▸ **SHORT TASK**: Can you find the lines of the listing that include "Load" and copy every one?

▸ **STORED ROWS**:
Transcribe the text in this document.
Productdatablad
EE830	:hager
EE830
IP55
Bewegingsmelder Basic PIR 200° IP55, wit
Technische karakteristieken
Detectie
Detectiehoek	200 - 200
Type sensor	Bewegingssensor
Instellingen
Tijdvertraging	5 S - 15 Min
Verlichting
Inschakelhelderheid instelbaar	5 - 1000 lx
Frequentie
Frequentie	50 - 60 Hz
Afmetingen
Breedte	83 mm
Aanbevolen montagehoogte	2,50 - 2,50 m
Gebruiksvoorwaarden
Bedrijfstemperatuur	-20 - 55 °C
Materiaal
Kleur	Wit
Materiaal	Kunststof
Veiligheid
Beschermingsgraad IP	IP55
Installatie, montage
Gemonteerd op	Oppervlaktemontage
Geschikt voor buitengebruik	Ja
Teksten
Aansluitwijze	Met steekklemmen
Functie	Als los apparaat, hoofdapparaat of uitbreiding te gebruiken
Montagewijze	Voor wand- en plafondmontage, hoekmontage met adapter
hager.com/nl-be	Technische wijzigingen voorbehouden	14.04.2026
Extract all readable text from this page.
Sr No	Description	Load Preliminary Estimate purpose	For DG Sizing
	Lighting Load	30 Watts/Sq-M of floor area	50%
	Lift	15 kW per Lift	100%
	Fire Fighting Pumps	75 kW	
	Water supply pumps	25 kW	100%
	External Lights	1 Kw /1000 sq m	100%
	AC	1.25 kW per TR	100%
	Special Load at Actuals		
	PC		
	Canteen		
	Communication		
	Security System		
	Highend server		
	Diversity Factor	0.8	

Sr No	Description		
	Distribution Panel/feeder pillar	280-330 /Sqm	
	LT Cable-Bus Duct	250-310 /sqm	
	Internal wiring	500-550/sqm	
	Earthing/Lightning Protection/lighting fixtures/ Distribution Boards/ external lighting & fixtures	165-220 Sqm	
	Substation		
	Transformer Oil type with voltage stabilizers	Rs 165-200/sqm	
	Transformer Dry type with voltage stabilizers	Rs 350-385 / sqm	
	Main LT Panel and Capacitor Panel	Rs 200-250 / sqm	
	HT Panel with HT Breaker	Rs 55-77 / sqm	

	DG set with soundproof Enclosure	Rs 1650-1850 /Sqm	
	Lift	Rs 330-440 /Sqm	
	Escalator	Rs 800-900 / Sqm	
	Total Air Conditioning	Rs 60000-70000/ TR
---
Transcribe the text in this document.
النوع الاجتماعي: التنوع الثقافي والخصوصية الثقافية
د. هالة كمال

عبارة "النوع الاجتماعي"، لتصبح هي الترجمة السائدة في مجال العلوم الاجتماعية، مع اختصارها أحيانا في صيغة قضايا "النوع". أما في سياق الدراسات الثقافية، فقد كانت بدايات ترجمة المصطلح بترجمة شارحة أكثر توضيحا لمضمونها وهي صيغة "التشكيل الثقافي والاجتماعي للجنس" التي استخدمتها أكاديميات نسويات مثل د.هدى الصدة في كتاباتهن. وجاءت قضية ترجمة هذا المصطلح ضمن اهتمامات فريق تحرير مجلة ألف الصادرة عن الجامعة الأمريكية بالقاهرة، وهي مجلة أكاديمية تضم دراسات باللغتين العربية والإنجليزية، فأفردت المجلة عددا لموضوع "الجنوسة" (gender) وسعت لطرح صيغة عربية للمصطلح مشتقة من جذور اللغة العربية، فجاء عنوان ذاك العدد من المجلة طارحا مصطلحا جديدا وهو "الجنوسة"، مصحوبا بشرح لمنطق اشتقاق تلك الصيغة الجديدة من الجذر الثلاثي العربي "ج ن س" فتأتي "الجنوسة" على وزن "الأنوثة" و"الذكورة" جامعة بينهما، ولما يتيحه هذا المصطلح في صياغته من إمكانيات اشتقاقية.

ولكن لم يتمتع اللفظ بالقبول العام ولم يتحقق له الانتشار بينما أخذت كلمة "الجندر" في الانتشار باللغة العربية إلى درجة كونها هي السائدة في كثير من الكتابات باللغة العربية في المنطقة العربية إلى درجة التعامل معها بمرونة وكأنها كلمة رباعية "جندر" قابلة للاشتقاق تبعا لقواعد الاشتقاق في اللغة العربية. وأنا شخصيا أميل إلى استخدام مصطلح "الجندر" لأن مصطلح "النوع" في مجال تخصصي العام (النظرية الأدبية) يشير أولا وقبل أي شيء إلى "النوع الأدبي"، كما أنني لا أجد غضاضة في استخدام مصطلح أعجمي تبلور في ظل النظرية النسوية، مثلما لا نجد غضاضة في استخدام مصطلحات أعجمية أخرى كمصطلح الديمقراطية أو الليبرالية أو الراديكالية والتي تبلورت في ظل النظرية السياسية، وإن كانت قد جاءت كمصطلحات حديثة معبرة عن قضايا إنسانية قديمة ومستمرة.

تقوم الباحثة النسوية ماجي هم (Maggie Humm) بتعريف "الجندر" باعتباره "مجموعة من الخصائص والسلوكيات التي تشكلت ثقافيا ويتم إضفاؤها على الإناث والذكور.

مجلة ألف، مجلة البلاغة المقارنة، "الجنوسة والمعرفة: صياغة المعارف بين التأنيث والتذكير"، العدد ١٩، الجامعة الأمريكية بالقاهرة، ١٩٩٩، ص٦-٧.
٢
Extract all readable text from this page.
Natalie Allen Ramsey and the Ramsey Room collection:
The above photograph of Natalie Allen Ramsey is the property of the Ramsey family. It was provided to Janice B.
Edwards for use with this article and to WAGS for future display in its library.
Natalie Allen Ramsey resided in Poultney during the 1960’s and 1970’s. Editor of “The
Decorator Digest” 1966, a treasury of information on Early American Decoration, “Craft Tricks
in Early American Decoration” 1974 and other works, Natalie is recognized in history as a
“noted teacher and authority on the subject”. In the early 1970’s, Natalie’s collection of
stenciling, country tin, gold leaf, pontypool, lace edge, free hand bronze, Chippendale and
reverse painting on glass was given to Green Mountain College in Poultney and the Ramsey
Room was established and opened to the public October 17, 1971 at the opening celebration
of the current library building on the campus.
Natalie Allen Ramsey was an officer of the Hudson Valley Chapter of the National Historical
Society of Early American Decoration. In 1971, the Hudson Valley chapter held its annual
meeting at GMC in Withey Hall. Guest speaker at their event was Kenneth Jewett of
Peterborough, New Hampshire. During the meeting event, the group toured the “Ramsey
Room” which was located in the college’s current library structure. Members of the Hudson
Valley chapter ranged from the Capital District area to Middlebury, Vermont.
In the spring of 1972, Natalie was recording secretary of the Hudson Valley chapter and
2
* * *
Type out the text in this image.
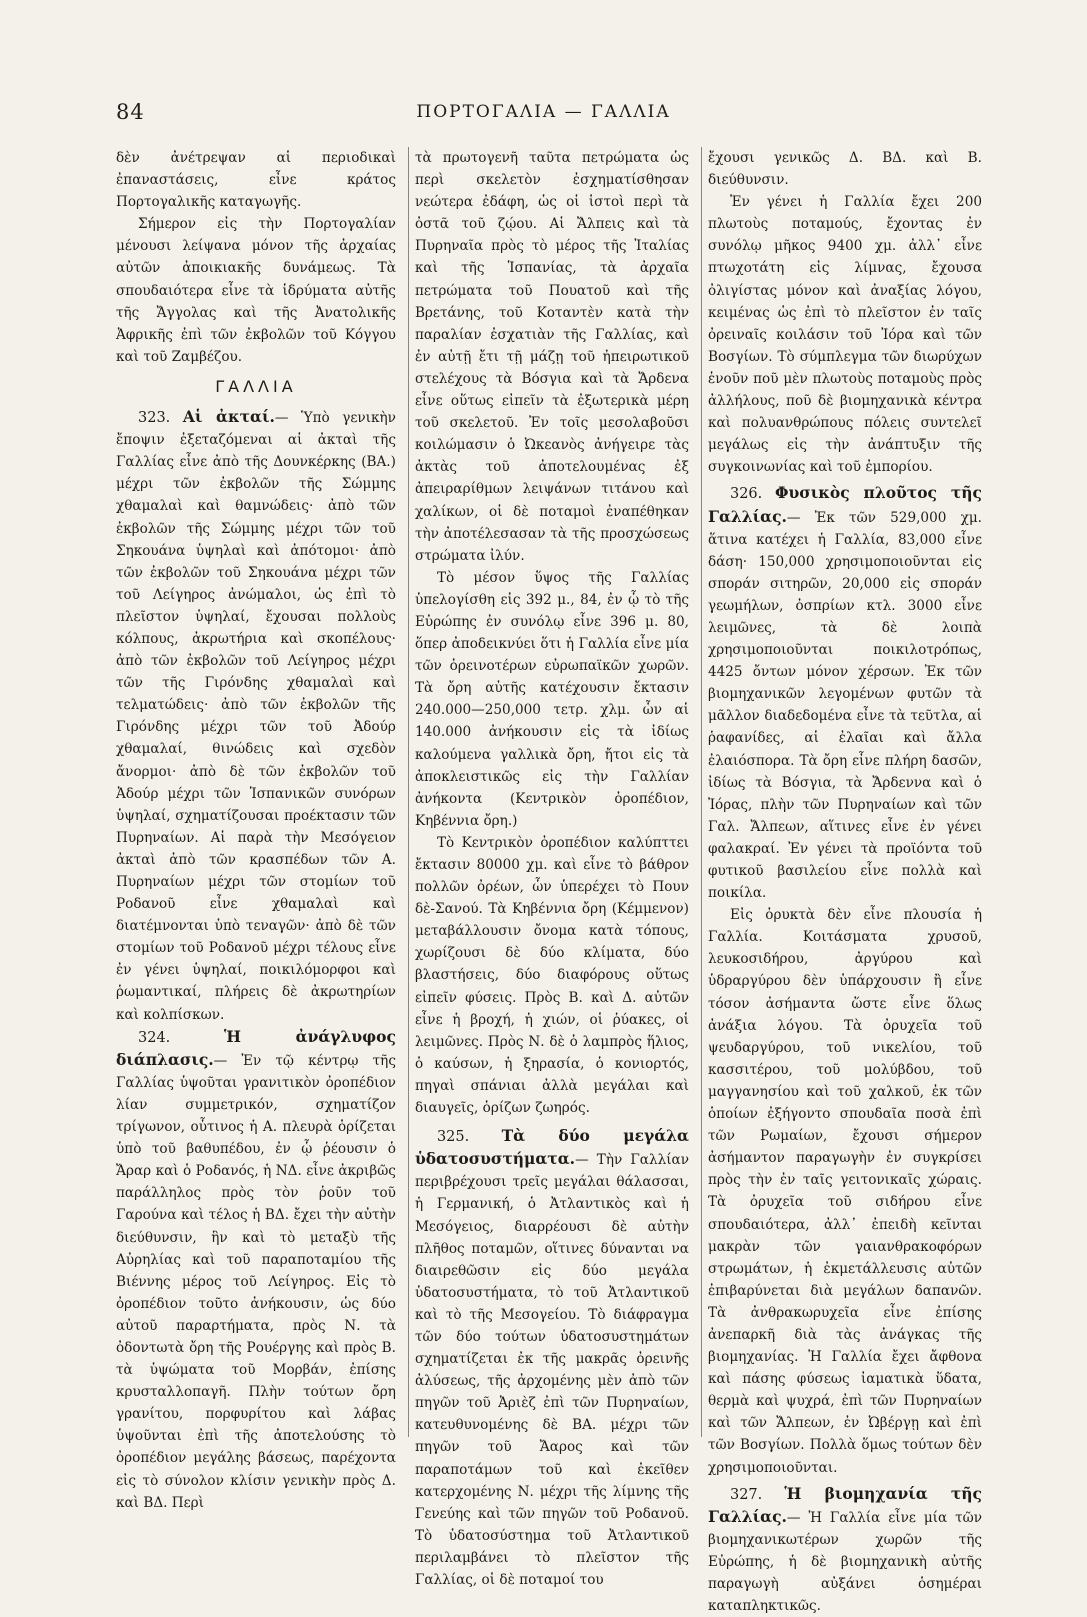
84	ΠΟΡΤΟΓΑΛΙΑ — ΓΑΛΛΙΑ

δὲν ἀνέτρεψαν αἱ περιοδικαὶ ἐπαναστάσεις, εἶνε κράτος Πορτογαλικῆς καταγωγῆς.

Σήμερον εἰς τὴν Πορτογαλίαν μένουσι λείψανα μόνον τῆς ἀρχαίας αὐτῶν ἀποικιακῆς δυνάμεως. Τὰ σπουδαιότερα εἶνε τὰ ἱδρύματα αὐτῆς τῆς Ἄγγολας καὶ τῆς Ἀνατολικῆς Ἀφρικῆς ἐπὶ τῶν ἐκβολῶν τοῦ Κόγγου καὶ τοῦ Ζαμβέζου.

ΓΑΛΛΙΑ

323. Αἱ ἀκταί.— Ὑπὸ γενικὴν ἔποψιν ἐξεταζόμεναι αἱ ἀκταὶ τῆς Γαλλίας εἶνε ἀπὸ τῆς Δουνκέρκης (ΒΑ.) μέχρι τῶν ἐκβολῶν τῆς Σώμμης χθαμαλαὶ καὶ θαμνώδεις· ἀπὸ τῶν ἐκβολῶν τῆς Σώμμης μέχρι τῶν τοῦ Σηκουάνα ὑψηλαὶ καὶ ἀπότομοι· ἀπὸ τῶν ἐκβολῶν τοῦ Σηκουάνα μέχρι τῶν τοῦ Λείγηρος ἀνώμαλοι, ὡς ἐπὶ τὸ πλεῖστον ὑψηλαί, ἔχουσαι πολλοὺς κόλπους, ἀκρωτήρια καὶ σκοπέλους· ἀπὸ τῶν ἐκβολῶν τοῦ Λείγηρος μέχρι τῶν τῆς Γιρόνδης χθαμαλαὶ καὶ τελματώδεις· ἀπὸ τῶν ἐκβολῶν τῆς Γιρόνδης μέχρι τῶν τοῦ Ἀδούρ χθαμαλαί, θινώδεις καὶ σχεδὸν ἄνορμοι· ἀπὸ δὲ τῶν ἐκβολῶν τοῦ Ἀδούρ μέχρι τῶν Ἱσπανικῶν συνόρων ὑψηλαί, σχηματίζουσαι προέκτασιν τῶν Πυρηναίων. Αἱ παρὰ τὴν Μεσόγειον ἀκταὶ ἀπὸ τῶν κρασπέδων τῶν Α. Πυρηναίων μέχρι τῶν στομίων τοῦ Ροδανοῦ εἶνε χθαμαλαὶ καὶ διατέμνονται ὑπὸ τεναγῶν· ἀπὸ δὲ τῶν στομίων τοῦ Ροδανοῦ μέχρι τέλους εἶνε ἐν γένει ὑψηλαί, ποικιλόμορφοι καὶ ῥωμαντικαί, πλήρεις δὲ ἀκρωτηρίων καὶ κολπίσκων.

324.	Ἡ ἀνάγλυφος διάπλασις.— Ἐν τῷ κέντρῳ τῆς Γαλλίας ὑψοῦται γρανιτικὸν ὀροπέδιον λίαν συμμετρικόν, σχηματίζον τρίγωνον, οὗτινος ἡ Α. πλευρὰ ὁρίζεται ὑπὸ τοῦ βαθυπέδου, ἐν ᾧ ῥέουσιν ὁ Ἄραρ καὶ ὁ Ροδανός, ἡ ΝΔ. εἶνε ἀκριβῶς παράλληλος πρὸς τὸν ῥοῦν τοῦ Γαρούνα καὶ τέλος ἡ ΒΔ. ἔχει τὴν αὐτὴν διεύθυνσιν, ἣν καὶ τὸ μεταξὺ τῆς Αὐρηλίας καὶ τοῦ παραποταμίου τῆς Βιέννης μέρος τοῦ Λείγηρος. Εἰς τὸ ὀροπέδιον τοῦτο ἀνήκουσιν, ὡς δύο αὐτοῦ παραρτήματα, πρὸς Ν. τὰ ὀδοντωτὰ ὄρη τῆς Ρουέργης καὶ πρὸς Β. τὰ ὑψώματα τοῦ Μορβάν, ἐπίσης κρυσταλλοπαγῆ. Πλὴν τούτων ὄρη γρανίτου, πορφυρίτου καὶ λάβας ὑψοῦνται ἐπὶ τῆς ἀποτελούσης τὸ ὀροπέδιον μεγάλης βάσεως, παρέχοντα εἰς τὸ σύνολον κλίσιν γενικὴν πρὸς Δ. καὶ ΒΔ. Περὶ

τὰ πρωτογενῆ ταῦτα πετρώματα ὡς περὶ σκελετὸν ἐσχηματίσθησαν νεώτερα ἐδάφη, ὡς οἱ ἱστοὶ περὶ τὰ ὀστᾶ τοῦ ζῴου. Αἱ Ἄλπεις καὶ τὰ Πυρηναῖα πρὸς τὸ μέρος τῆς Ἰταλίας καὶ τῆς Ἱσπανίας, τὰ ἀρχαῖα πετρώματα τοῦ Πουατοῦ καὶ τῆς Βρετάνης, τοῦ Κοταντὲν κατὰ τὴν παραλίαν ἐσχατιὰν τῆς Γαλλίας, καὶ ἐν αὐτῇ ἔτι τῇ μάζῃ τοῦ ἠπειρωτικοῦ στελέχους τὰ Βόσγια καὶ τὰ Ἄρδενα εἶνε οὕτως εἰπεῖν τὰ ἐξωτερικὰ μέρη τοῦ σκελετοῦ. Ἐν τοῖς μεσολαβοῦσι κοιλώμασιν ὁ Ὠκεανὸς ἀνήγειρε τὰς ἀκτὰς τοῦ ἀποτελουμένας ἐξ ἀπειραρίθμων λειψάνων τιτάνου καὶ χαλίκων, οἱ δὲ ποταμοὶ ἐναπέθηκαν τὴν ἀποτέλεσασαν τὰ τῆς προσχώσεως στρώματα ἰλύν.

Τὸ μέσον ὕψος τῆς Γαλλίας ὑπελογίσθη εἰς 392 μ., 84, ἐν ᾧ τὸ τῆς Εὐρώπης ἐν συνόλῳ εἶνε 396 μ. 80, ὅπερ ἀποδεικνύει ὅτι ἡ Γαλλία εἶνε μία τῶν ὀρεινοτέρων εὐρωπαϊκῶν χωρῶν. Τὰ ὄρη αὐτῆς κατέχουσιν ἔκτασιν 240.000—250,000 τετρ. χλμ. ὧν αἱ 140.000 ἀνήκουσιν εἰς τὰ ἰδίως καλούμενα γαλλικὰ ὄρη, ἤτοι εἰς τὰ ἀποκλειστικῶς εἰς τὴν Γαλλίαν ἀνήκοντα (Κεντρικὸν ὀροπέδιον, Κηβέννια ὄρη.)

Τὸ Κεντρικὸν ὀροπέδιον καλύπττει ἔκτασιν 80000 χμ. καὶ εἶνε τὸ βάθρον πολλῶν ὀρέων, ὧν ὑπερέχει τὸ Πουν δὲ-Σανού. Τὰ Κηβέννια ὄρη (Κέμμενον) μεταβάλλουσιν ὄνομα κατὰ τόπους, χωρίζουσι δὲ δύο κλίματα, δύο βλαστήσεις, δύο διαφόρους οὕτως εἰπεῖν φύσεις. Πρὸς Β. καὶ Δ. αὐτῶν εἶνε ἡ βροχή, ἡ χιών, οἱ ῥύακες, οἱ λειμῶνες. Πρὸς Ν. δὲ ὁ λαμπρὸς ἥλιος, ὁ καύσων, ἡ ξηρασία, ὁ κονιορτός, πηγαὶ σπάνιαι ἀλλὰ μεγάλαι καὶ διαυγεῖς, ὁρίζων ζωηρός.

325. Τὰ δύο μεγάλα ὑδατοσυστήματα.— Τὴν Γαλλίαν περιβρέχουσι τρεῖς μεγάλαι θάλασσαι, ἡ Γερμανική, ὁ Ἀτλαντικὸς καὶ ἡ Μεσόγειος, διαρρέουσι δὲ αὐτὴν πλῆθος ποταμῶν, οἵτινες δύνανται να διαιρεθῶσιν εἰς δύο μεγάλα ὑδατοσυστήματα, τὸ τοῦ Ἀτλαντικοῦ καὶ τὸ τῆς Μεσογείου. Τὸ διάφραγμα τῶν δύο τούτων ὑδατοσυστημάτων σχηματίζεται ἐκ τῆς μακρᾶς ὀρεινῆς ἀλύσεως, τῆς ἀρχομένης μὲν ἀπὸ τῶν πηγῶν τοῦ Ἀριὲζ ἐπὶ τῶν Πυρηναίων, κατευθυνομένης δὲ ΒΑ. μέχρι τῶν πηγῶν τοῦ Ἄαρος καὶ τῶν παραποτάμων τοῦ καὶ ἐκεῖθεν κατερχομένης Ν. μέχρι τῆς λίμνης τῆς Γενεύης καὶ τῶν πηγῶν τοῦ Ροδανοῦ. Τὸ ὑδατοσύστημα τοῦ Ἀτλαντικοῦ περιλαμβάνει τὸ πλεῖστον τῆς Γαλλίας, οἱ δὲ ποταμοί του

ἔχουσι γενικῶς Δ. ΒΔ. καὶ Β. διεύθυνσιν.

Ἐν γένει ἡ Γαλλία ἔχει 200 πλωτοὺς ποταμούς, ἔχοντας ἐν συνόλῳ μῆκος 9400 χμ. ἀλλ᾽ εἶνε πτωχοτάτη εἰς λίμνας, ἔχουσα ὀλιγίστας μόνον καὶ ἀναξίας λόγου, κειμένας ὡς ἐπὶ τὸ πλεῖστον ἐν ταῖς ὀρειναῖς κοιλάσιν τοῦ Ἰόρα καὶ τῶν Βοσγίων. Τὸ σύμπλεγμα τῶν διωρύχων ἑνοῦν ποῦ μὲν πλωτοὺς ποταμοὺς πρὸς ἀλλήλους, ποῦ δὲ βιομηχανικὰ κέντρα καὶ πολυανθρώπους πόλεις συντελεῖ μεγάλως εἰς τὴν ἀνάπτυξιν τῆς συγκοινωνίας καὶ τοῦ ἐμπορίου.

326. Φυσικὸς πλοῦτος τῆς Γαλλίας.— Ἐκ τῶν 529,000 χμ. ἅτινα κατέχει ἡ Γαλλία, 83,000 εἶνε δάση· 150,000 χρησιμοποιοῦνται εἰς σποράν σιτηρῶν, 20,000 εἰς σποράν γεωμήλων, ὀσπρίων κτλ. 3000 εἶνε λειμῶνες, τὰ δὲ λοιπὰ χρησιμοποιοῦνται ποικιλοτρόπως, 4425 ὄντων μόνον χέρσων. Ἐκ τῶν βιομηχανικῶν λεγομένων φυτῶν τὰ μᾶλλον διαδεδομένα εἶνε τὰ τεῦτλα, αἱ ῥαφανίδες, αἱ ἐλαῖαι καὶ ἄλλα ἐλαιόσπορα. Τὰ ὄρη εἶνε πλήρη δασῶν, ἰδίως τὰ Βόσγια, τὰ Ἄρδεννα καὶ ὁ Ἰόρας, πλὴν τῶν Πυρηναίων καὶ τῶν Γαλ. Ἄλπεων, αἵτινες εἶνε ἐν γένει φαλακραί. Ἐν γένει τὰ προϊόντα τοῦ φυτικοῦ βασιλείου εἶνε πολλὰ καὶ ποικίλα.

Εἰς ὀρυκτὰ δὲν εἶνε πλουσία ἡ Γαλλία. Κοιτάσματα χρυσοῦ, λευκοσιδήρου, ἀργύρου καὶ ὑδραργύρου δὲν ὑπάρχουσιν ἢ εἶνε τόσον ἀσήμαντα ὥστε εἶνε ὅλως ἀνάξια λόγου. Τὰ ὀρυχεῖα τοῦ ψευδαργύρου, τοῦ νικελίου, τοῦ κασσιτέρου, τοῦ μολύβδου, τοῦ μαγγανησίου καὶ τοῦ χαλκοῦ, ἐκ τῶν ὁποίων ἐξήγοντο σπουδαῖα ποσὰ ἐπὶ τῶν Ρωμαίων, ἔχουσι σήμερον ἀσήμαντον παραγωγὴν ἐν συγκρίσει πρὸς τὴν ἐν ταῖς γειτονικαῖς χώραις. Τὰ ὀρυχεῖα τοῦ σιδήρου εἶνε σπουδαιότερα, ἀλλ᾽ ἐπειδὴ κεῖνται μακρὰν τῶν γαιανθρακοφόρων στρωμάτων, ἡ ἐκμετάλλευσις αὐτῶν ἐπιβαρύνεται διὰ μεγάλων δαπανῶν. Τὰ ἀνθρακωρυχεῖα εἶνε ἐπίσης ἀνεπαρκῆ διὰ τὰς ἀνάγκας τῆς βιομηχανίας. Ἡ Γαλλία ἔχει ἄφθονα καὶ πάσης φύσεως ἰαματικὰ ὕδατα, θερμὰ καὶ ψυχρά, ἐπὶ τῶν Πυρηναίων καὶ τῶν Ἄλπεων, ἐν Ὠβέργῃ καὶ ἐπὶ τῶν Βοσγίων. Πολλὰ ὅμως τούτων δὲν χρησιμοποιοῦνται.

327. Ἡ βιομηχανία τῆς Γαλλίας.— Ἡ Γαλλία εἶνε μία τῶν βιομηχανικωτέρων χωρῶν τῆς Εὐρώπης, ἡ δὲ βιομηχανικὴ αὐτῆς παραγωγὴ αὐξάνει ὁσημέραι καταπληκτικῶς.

▸ **RESPONSE**:
Sr No	Description	Load Preliminary Estimate purpose	For DG Sizing
	Lighting Load	30 Watts/Sq-M of floor area	50%
	Special Load at Actuals		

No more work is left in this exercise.